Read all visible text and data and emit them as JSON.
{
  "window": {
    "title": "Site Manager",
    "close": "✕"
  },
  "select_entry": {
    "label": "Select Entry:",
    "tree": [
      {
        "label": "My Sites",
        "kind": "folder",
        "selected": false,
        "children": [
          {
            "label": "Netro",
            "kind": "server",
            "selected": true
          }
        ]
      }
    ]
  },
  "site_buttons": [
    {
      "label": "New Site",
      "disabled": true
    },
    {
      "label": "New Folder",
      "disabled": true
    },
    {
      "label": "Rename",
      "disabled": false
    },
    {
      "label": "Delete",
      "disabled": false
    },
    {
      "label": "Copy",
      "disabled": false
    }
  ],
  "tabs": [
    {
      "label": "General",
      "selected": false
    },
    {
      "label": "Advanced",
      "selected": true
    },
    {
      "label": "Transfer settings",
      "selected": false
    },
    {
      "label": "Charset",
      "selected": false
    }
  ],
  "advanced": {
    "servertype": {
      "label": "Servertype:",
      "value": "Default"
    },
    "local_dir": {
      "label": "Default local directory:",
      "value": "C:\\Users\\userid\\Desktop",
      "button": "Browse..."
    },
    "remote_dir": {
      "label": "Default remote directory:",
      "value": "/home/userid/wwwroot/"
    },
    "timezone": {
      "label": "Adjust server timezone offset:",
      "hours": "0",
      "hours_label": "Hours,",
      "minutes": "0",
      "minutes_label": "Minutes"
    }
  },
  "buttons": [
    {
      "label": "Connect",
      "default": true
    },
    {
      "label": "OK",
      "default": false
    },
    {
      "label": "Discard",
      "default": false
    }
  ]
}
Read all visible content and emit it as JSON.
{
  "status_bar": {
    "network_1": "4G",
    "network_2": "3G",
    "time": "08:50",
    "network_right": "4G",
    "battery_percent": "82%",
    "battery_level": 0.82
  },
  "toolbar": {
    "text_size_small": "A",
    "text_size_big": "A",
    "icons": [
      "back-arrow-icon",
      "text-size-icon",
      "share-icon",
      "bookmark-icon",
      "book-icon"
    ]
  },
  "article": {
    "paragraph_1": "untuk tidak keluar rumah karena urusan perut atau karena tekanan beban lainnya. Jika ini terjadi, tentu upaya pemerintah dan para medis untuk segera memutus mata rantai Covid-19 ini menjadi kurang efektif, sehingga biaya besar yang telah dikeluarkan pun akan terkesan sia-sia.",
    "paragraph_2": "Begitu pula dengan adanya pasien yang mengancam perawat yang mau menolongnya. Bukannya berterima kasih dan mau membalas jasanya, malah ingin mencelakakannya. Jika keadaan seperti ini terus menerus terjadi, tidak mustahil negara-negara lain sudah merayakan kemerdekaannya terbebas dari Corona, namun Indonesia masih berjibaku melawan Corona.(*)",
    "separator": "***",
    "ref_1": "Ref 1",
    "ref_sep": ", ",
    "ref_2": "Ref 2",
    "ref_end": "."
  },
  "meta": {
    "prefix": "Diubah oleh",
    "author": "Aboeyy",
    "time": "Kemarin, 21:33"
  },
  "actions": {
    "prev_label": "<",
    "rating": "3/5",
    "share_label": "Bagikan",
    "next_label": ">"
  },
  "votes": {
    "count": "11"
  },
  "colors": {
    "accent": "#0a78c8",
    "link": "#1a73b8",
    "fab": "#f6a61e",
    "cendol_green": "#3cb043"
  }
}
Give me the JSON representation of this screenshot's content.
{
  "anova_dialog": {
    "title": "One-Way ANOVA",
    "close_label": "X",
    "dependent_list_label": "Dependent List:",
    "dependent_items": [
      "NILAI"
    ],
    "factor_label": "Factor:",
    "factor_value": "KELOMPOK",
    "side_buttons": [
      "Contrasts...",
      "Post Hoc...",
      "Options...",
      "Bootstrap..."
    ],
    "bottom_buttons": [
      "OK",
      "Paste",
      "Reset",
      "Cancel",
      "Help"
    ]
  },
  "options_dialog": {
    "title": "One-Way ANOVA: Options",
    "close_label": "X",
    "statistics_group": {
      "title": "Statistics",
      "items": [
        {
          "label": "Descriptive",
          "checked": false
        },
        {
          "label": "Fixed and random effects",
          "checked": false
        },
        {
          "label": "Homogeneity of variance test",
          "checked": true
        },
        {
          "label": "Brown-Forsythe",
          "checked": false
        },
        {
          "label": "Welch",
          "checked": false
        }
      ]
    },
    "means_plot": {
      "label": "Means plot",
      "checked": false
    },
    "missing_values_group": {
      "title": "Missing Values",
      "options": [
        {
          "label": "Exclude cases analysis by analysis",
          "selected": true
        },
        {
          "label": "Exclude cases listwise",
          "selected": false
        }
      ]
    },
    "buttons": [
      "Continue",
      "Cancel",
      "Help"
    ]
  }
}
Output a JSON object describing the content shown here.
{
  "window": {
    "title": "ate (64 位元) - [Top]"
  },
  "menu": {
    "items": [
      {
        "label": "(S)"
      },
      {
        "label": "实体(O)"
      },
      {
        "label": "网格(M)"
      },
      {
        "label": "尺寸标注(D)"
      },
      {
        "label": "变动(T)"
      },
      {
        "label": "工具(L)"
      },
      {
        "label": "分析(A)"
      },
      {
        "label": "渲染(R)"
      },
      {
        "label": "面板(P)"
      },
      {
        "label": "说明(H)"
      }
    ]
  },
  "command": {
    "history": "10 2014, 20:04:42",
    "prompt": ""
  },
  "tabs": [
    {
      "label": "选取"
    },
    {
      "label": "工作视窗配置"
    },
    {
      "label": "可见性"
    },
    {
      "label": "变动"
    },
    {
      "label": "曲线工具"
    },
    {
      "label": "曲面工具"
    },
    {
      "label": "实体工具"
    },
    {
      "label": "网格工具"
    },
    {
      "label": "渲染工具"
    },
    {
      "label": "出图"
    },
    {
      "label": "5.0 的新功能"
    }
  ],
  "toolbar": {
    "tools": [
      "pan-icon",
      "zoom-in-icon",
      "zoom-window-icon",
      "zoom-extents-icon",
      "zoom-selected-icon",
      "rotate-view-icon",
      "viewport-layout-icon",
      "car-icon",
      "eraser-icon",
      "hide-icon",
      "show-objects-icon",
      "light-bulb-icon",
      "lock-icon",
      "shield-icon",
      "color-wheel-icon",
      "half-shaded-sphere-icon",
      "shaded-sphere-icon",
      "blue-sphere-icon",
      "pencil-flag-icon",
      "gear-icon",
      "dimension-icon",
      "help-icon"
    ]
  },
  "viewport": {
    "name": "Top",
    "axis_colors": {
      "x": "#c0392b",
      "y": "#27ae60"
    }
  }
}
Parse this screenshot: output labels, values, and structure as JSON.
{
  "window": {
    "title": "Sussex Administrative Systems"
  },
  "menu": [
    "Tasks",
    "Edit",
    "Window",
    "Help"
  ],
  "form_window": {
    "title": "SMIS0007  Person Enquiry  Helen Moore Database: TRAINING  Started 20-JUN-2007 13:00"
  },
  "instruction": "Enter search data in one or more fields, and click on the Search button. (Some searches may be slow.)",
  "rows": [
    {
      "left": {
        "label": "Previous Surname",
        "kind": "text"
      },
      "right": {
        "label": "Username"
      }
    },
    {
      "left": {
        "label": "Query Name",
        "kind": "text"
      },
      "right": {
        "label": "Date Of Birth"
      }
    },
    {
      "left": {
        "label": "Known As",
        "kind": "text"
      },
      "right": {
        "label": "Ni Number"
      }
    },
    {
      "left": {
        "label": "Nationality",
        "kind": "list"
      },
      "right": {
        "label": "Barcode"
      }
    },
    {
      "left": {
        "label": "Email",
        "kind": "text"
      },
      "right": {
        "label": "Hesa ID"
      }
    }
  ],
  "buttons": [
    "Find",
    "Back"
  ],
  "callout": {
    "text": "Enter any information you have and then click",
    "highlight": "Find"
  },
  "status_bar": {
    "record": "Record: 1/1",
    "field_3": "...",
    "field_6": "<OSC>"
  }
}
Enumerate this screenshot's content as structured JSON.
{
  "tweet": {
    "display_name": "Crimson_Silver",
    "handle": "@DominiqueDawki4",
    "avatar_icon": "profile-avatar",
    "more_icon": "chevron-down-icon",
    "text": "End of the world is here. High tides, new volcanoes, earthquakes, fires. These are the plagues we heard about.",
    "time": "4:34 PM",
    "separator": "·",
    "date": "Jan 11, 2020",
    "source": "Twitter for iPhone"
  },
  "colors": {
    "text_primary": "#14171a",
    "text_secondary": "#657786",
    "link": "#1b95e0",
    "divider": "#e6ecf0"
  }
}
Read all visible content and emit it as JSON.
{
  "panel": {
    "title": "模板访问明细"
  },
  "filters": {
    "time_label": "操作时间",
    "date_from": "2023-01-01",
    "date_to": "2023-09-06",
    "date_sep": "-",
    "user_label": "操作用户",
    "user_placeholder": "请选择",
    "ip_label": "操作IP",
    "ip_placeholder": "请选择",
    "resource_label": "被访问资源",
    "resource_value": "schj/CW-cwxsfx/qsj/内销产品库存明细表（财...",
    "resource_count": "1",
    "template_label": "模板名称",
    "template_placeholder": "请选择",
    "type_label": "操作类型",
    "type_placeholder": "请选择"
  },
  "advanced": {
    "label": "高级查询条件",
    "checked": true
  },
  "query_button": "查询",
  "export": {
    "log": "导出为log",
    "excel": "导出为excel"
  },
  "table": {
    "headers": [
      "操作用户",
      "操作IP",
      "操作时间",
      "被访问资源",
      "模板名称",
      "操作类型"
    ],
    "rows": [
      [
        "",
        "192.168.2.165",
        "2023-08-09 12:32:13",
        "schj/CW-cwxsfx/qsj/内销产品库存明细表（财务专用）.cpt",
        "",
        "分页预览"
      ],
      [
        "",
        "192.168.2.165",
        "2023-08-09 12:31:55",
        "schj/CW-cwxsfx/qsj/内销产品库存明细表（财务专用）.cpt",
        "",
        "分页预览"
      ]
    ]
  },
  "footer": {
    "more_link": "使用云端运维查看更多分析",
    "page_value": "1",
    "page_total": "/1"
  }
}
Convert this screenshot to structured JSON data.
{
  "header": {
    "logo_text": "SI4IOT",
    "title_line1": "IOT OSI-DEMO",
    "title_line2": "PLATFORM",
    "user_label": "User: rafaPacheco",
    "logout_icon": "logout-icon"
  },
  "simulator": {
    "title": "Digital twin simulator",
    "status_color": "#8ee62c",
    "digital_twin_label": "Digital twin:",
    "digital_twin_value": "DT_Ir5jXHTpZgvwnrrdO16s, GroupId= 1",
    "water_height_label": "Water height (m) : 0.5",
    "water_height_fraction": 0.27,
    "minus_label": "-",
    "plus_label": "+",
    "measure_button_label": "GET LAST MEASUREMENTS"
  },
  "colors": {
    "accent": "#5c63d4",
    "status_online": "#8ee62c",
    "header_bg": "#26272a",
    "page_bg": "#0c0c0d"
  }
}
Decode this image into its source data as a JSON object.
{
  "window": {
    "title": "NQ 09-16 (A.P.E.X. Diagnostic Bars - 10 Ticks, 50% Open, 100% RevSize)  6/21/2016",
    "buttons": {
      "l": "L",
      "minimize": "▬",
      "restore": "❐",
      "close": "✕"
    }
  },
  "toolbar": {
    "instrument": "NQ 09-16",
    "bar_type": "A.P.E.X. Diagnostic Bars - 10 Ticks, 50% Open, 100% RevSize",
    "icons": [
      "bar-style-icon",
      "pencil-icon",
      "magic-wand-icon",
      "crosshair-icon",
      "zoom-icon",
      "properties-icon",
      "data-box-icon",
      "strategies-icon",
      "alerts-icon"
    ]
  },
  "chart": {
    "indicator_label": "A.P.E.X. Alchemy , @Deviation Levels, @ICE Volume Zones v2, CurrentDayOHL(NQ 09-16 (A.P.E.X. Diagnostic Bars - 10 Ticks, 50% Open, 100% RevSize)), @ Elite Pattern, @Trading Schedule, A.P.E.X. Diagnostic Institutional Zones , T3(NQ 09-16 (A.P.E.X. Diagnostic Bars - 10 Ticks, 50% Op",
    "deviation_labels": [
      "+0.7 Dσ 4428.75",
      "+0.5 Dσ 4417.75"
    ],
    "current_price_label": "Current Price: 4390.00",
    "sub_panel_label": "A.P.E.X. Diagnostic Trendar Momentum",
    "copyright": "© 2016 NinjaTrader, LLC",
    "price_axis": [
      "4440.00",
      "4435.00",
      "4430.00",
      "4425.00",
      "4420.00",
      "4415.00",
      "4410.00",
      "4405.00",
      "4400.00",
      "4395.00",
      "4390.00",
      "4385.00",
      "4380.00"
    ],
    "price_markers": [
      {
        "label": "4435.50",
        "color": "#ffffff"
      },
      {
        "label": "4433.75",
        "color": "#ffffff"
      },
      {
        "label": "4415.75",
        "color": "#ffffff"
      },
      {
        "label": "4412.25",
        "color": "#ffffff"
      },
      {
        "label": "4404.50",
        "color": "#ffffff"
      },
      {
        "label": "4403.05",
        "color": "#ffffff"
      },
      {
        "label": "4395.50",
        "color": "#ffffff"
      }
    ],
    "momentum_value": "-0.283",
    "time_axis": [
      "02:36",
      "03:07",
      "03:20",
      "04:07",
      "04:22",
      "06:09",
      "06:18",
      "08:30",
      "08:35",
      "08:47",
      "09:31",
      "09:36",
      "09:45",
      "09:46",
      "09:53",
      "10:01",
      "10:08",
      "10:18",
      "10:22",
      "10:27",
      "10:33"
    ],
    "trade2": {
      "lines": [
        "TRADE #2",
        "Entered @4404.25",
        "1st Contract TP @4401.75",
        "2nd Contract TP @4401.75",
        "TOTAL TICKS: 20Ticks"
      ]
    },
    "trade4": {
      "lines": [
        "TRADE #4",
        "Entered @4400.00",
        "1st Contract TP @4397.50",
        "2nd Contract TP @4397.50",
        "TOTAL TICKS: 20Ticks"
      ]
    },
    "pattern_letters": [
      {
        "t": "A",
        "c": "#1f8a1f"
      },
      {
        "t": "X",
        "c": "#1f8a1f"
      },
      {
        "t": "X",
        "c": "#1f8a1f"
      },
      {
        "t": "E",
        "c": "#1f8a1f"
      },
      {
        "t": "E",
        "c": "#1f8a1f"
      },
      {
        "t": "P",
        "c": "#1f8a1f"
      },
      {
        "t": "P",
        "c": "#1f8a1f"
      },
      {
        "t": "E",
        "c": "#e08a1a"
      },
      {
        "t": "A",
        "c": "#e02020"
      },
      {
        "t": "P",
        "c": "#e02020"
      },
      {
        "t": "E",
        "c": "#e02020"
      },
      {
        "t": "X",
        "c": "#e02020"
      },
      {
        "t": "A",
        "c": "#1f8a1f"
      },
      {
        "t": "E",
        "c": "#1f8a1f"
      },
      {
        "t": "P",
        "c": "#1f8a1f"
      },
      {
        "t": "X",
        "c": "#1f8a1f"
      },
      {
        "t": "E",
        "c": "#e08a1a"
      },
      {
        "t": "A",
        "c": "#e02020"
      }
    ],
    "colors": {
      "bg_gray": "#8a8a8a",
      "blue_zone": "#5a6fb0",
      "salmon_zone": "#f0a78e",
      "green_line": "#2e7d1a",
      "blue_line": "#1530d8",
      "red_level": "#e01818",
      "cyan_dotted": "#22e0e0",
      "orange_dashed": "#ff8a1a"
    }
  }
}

----

§ **EXERCISE BRIEF**
Determine how many lines of this listing contain "selected", and give only the number.

§ **OUTPUT OF THE EXERCISE**
9